Dataset excerpt:
# # # # # # #

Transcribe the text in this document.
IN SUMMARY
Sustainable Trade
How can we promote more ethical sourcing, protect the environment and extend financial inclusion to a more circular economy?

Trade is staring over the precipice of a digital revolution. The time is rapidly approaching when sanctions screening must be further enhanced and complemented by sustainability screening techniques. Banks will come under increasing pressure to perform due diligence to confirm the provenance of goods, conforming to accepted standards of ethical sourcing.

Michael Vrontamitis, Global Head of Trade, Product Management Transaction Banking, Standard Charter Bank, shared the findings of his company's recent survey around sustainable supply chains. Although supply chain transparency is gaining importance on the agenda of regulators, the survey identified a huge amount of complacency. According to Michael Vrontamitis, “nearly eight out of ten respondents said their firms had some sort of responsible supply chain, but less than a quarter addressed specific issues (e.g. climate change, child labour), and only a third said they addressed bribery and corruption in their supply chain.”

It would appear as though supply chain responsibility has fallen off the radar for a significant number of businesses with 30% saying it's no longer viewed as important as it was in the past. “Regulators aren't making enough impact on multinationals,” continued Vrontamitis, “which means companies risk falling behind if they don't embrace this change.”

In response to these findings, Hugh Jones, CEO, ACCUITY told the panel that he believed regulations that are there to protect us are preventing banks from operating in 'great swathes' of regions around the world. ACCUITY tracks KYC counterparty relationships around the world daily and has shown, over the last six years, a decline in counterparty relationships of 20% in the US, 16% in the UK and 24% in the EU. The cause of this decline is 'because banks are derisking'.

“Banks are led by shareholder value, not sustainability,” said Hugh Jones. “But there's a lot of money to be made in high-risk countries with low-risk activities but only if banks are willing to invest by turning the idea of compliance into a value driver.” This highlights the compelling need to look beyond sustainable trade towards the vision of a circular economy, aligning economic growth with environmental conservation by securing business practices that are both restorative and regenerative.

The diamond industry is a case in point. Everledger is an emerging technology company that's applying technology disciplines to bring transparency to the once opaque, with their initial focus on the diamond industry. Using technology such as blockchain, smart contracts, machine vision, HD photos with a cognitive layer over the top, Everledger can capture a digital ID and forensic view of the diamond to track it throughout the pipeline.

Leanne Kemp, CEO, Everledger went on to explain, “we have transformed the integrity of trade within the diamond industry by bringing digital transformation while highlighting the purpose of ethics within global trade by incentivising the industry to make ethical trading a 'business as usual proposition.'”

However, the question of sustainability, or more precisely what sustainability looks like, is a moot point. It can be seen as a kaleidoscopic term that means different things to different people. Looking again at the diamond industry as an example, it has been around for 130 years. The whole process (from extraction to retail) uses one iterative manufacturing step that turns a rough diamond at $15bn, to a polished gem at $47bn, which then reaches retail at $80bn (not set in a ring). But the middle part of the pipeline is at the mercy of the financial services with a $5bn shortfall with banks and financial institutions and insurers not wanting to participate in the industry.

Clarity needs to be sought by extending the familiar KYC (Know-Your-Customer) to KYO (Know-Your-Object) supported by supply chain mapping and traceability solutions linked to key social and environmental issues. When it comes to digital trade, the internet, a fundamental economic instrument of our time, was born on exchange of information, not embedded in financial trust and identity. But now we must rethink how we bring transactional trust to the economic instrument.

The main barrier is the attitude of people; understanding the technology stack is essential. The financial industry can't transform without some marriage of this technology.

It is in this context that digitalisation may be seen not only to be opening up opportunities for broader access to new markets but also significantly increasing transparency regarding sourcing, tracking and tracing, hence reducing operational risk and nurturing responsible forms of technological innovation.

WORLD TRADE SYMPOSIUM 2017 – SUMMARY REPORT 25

# # # # # # #

▶ [What the task asks]: Print every record exactly as it was given.

▶ [Exercise result]:
Transcribe the text in this document.
IN SUMMARY
Sustainable Trade
How can we promote more ethical sourcing, protect the environment and extend financial inclusion to a more circular economy?

Trade is staring over the precipice of a digital revolution. The time is rapidly approaching when sanctions screening must be further enhanced and complemented by sustainability screening techniques. Banks will come under increasing pressure to perform due diligence to confirm the provenance of goods, conforming to accepted standards of ethical sourcing.

Michael Vrontamitis, Global Head of Trade, Product Management Transaction Banking, Standard Charter Bank, shared the findings of his company's recent survey around sustainable supply chains. Although supply chain transparency is gaining importance on the agenda of regulators, the survey identified a huge amount of complacency. According to Michael Vrontamitis, “nearly eight out of ten respondents said their firms had some sort of responsible supply chain, but less than a quarter addressed specific issues (e.g. climate change, child labour), and only a third said they addressed bribery and corruption in their supply chain.”

It would appear as though supply chain responsibility has fallen off the radar for a significant number of businesses with 30% saying it's no longer viewed as important as it was in the past. “Regulators aren't making enough impact on multinationals,” continued Vrontamitis, “which means companies risk falling behind if they don't embrace this change.”

In response to these findings, Hugh Jones, CEO, ACCUITY told the panel that he believed regulations that are there to protect us are preventing banks from operating in 'great swathes' of regions around the world. ACCUITY tracks KYC counterparty relationships around the world daily and has shown, over the last six years, a decline in counterparty relationships of 20% in the US, 16% in the UK and 24% in the EU. The cause of this decline is 'because banks are derisking'.

“Banks are led by shareholder value, not sustainability,” said Hugh Jones. “But there's a lot of money to be made in high-risk countries with low-risk activities but only if banks are willing to invest by turning the idea of compliance into a value driver.” This highlights the compelling need to look beyond sustainable trade towards the vision of a circular economy, aligning economic growth with environmental conservation by securing business practices that are both restorative and regenerative.

The diamond industry is a case in point. Everledger is an emerging technology company that's applying technology disciplines to bring transparency to the once opaque, with their initial focus on the diamond industry. Using technology such as blockchain, smart contracts, machine vision, HD photos with a cognitive layer over the top, Everledger can capture a digital ID and forensic view of the diamond to track it throughout the pipeline.

Leanne Kemp, CEO, Everledger went on to explain, “we have transformed the integrity of trade within the diamond industry by bringing digital transformation while highlighting the purpose of ethics within global trade by incentivising the industry to make ethical trading a 'business as usual proposition.'”

However, the question of sustainability, or more precisely what sustainability looks like, is a moot point. It can be seen as a kaleidoscopic term that means different things to different people. Looking again at the diamond industry as an example, it has been around for 130 years. The whole process (from extraction to retail) uses one iterative manufacturing step that turns a rough diamond at $15bn, to a polished gem at $47bn, which then reaches retail at $80bn (not set in a ring). But the middle part of the pipeline is at the mercy of the financial services with a $5bn shortfall with banks and financial institutions and insurers not wanting to participate in the industry.

Clarity needs to be sought by extending the familiar KYC (Know-Your-Customer) to KYO (Know-Your-Object) supported by supply chain mapping and traceability solutions linked to key social and environmental issues. When it comes to digital trade, the internet, a fundamental economic instrument of our time, was born on exchange of information, not embedded in financial trust and identity. But now we must rethink how we bring transactional trust to the economic instrument.

The main barrier is the attitude of people; understanding the technology stack is essential. The financial industry can't transform without some marriage of this technology.

It is in this context that digitalisation may be seen not only to be opening up opportunities for broader access to new markets but also significantly increasing transparency regarding sourcing, tracking and tracing, hence reducing operational risk and nurturing responsible forms of technological innovation.

WORLD TRADE SYMPOSIUM 2017 – SUMMARY REPORT 25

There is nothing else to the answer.